### Exercise data
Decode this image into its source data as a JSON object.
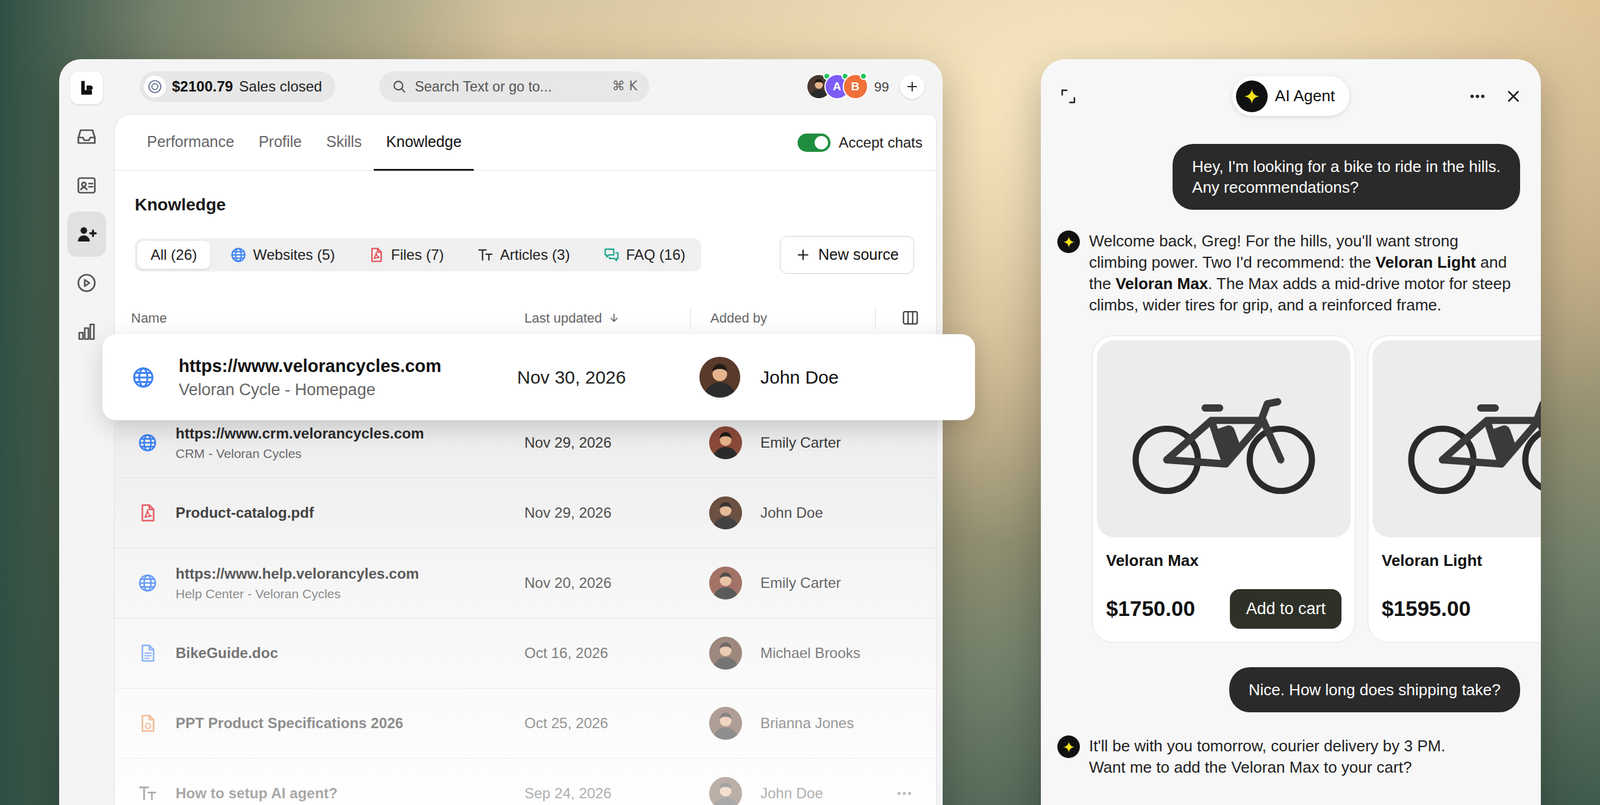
{
  "topbar": {
    "sales": {
      "amount": "$2100.79",
      "label": "Sales closed"
    },
    "search": {
      "placeholder": "Search Text or go to...",
      "shortcut": "⌘ K"
    },
    "avatars": [
      {
        "kind": "photo",
        "online": true
      },
      {
        "kind": "letter",
        "letter": "A",
        "color": "#7c5cf5",
        "online": true
      },
      {
        "kind": "letter",
        "letter": "B",
        "color": "#f0703a",
        "online": true
      }
    ],
    "avatar_count": "99"
  },
  "sidebar": {
    "items": [
      {
        "selected": false
      },
      {
        "selected": false
      },
      {
        "selected": true
      },
      {
        "selected": false
      },
      {
        "selected": false
      }
    ]
  },
  "tabs": [
    {
      "label": "Performance",
      "selected": false
    },
    {
      "label": "Profile",
      "selected": false
    },
    {
      "label": "Skills",
      "selected": false
    },
    {
      "label": "Knowledge",
      "selected": true
    }
  ],
  "accept_chats": {
    "label": "Accept chats",
    "on": true
  },
  "knowledge": {
    "title": "Knowledge",
    "filters": [
      {
        "label": "All (26)",
        "selected": true
      },
      {
        "label": "Websites (5)",
        "selected": false,
        "kind": "website"
      },
      {
        "label": "Files (7)",
        "selected": false,
        "kind": "file"
      },
      {
        "label": "Articles (3)",
        "selected": false,
        "kind": "article"
      },
      {
        "label": "FAQ (16)",
        "selected": false,
        "kind": "faq"
      }
    ],
    "new_source": "New source"
  },
  "table": {
    "columns": [
      {
        "label": "Name",
        "sort": "none"
      },
      {
        "label": "Last updated",
        "sort": "desc"
      },
      {
        "label": "Added by",
        "sort": "none"
      }
    ],
    "rows": [
      {
        "kind": "website",
        "name": "https://www.velorancycles.com",
        "subtitle": "Veloran Cycle - Homepage",
        "updated": "Nov 30, 2026",
        "added_by": "John Doe",
        "selected": true,
        "actions_visible": false
      },
      {
        "kind": "website",
        "name": "https://www.crm.velorancycles.com",
        "subtitle": "CRM - Veloran Cycles",
        "updated": "Nov 29, 2026",
        "added_by": "Emily Carter",
        "selected": false,
        "actions_visible": false
      },
      {
        "kind": "pdf",
        "name": "Product-catalog.pdf",
        "updated": "Nov 29, 2026",
        "added_by": "John Doe",
        "selected": false,
        "actions_visible": false
      },
      {
        "kind": "website",
        "name": "https://www.help.velorancyles.com",
        "subtitle": "Help Center - Veloran Cycles",
        "updated": "Nov 20, 2026",
        "added_by": "Emily Carter",
        "selected": false,
        "actions_visible": false
      },
      {
        "kind": "doc",
        "name": "BikeGuide.doc",
        "updated": "Oct 16, 2026",
        "added_by": "Michael Brooks",
        "selected": false,
        "actions_visible": false
      },
      {
        "kind": "ppt",
        "name": "PPT Product Specifications 2026",
        "updated": "Oct 25, 2026",
        "added_by": "Brianna Jones",
        "selected": false,
        "actions_visible": false
      },
      {
        "kind": "article",
        "name": "How to setup AI agent?",
        "updated": "Sep 24, 2026",
        "added_by": "John Doe",
        "selected": false,
        "actions_visible": true
      }
    ]
  },
  "chat": {
    "title": "AI Agent",
    "messages": [
      {
        "kind": "user",
        "lines": [
          "Hey, I'm looking for a bike to ride in the hills.",
          "Any recommendations?"
        ]
      },
      {
        "kind": "agent",
        "paragraphs": [
          [
            {
              "text": "Welcome back, Greg! For the hills, you'll want strong climbing power. Two I'd recommend: the ",
              "bold": false
            },
            {
              "text": "Veloran Light",
              "bold": true
            },
            {
              "text": " and the ",
              "bold": false
            },
            {
              "text": "Veloran Max",
              "bold": true
            },
            {
              "text": ". The Max adds a mid-drive motor for steep climbs, wider tires for grip, and a reinforced frame.",
              "bold": false
            }
          ]
        ]
      },
      {
        "kind": "products",
        "items": [
          {
            "name": "Veloran Max",
            "price": "$1750.00",
            "button": "Add to cart"
          },
          {
            "name": "Veloran Light",
            "price": "$1595.00"
          }
        ]
      },
      {
        "kind": "user",
        "lines": [
          "Nice. How long does shipping take?"
        ]
      },
      {
        "kind": "agent",
        "paragraphs": [
          [
            {
              "text": "It'll be with you tomorrow, courier delivery by 3 PM.",
              "bold": false
            }
          ],
          [
            {
              "text": "Want me to add the Veloran Max to your cart?",
              "bold": false
            }
          ]
        ]
      }
    ]
  }
}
######
The task -
Count every line above that holds the string "letter" and give the total, nothing more.

Solution to the exercise -
4